» Exercise aim
Copy every entry word for word. Skip the pictures.

» Listed records
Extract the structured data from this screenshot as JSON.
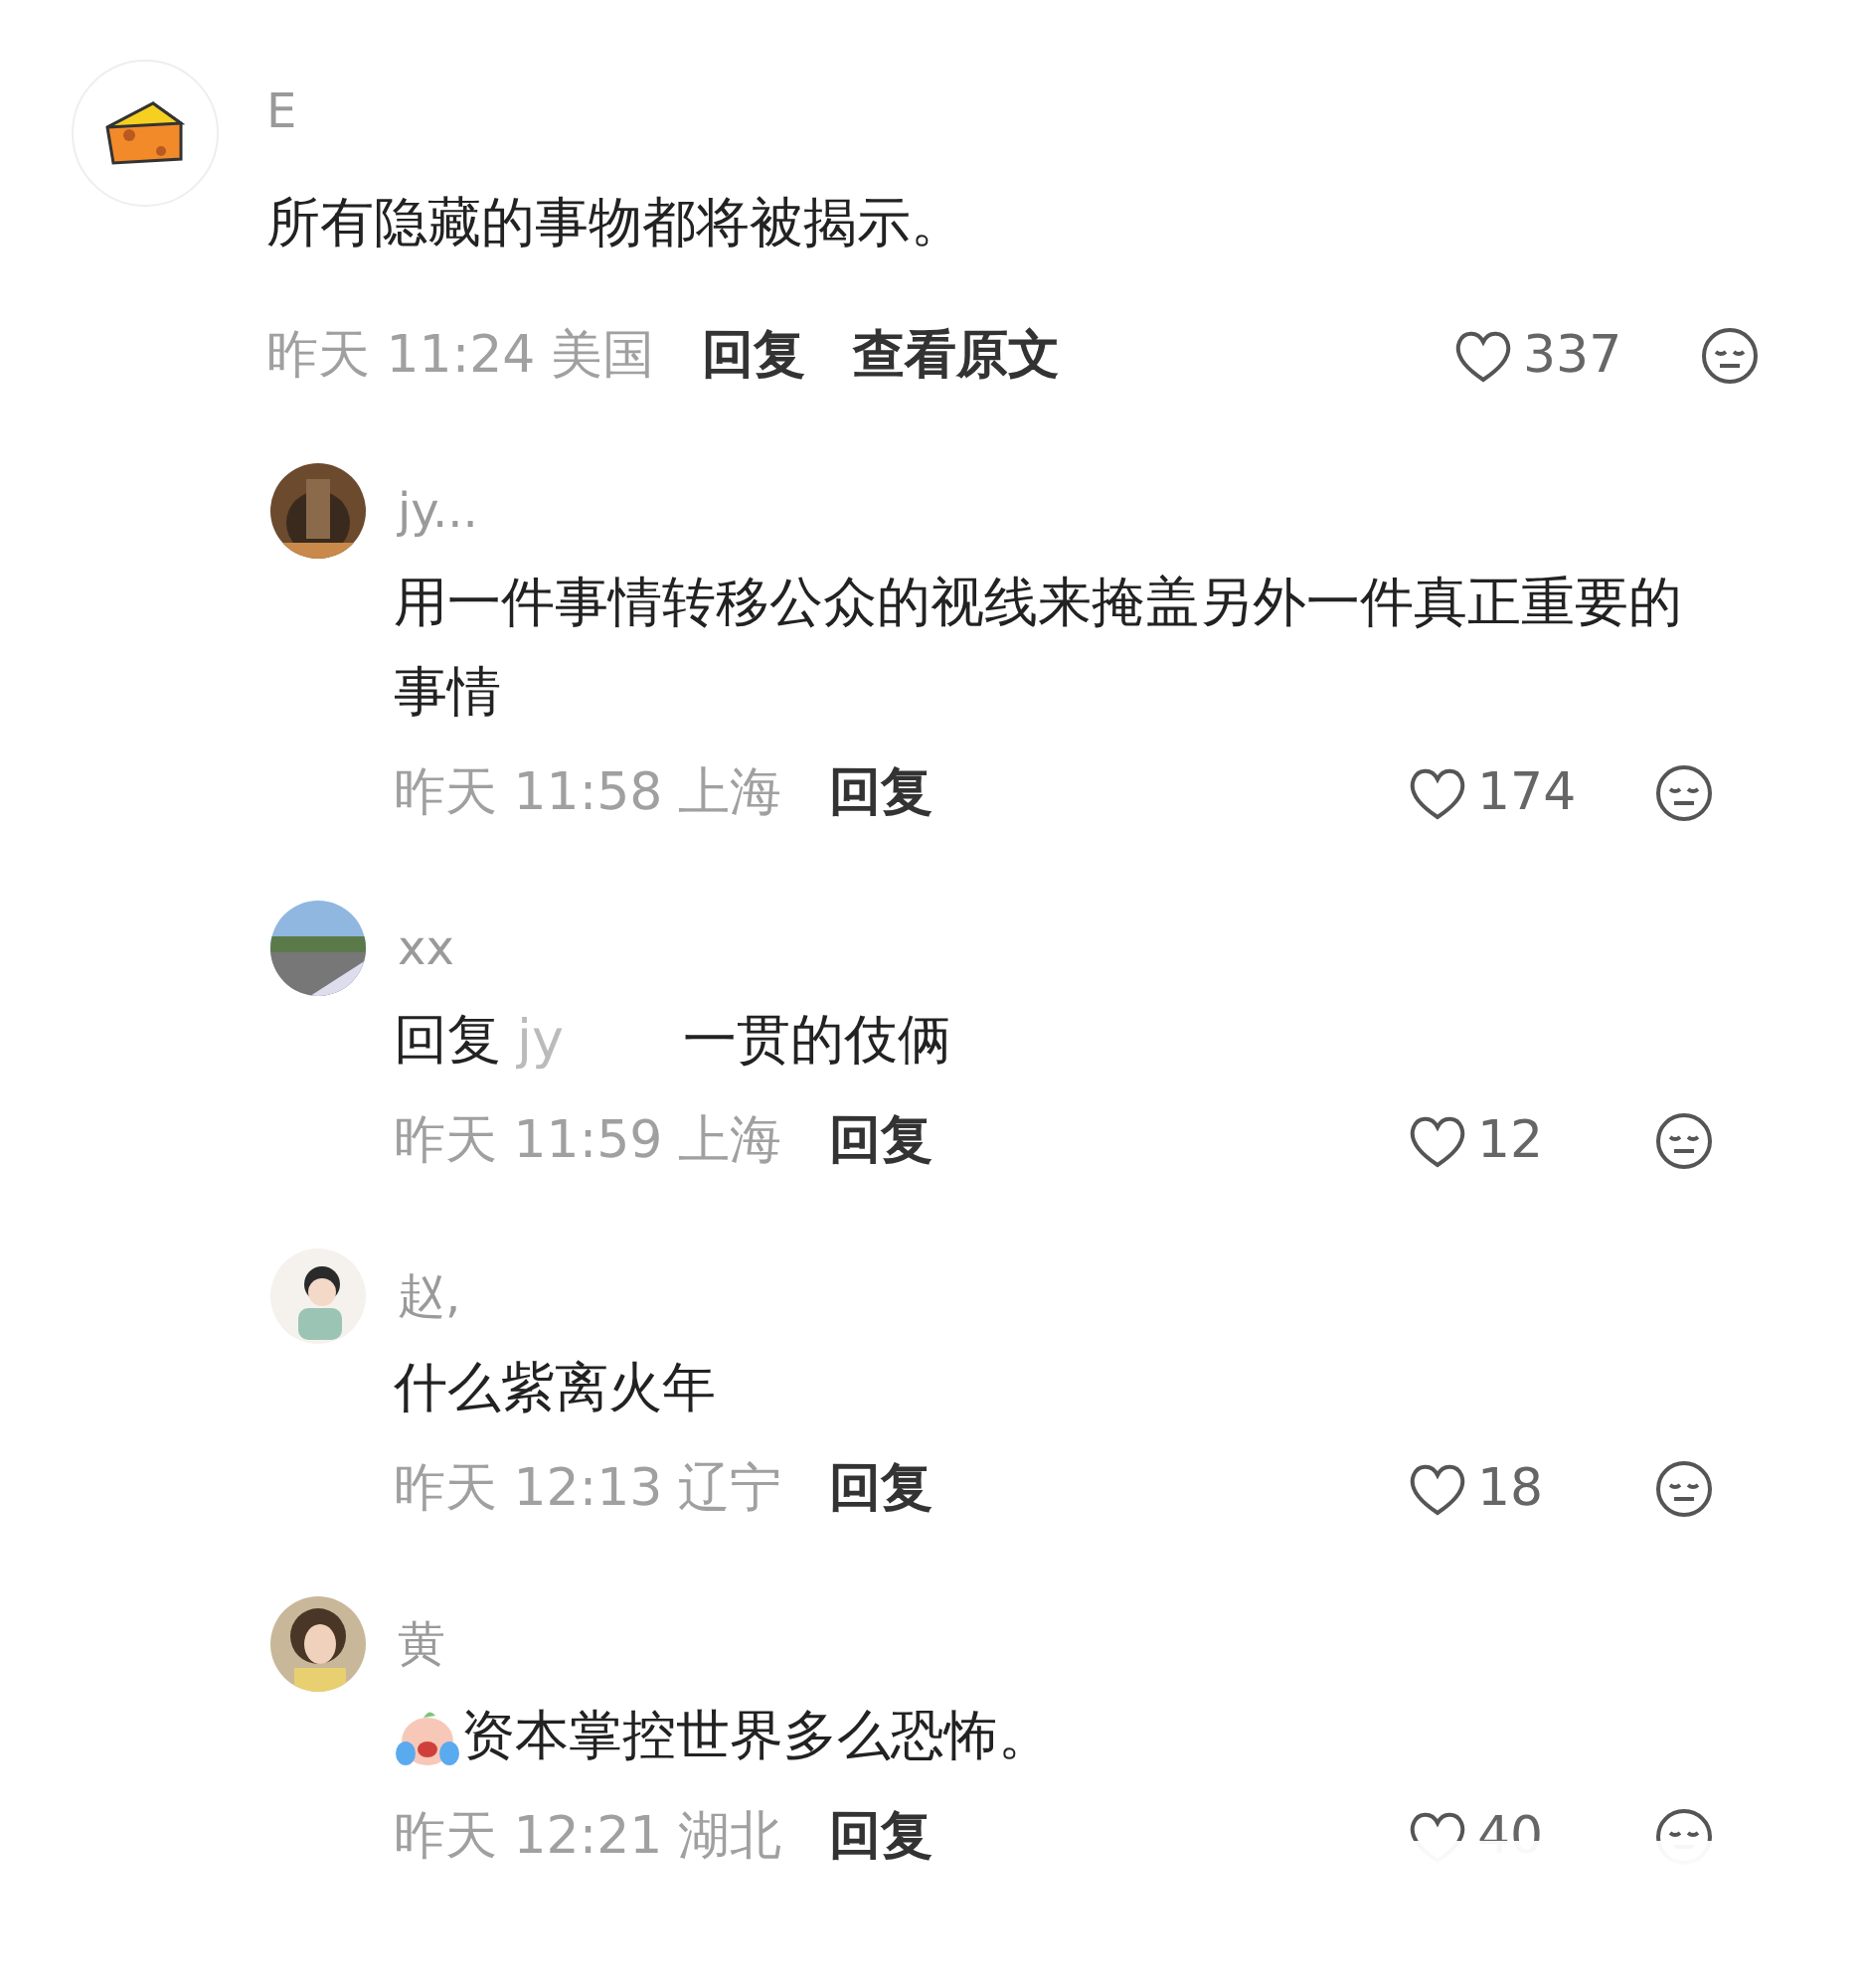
{
  "comment": {
    "user": "E",
    "text": "所有隐藏的事物都将被揭示。",
    "time": "昨天 11:24",
    "location": "美国",
    "actions": [
      "回复",
      "查看原文"
    ],
    "likes": "337",
    "replies": [
      {
        "user": "jy...",
        "text": "用一件事情转移公众的视线来掩盖另外一件真正重要的事情",
        "time": "昨天 11:58",
        "location": "上海",
        "actions": [
          "回复"
        ],
        "likes": "174"
      },
      {
        "user": "xx",
        "reply_prefix": "回复",
        "reply_to": "jy",
        "text": "一贯的伎俩",
        "time": "昨天 11:59",
        "location": "上海",
        "actions": [
          "回复"
        ],
        "likes": "12"
      },
      {
        "user": "赵,",
        "text": "什么紫离火年",
        "time": "昨天 12:13",
        "location": "辽宁",
        "actions": [
          "回复"
        ],
        "likes": "18"
      },
      {
        "user": "黄",
        "crying_emoji": true,
        "text": "资本掌控世界多么恐怖。",
        "time": "昨天 12:21",
        "location": "湖北",
        "actions": [
          "回复"
        ],
        "likes": "40",
        "faded": true
      }
    ]
  }
}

» Final answer
Extract the structured data from this screenshot as JSON.
{
  "comment": {
    "user": "E",
    "text": "所有隐藏的事物都将被揭示。",
    "time": "昨天 11:24",
    "location": "美国",
    "actions": [
      "回复",
      "查看原文"
    ],
    "likes": "337",
    "replies": [
      {
        "user": "jy...",
        "text": "用一件事情转移公众的视线来掩盖另外一件真正重要的事情",
        "time": "昨天 11:58",
        "location": "上海",
        "actions": [
          "回复"
        ],
        "likes": "174"
      },
      {
        "user": "xx",
        "reply_prefix": "回复",
        "reply_to": "jy",
        "text": "一贯的伎俩",
        "time": "昨天 11:59",
        "location": "上海",
        "actions": [
          "回复"
        ],
        "likes": "12"
      },
      {
        "user": "赵,",
        "text": "什么紫离火年",
        "time": "昨天 12:13",
        "location": "辽宁",
        "actions": [
          "回复"
        ],
        "likes": "18"
      },
      {
        "user": "黄",
        "crying_emoji": true,
        "text": "资本掌控世界多么恐怖。",
        "time": "昨天 12:21",
        "location": "湖北",
        "actions": [
          "回复"
        ],
        "likes": "40",
        "faded": true
      }
    ]
  }
}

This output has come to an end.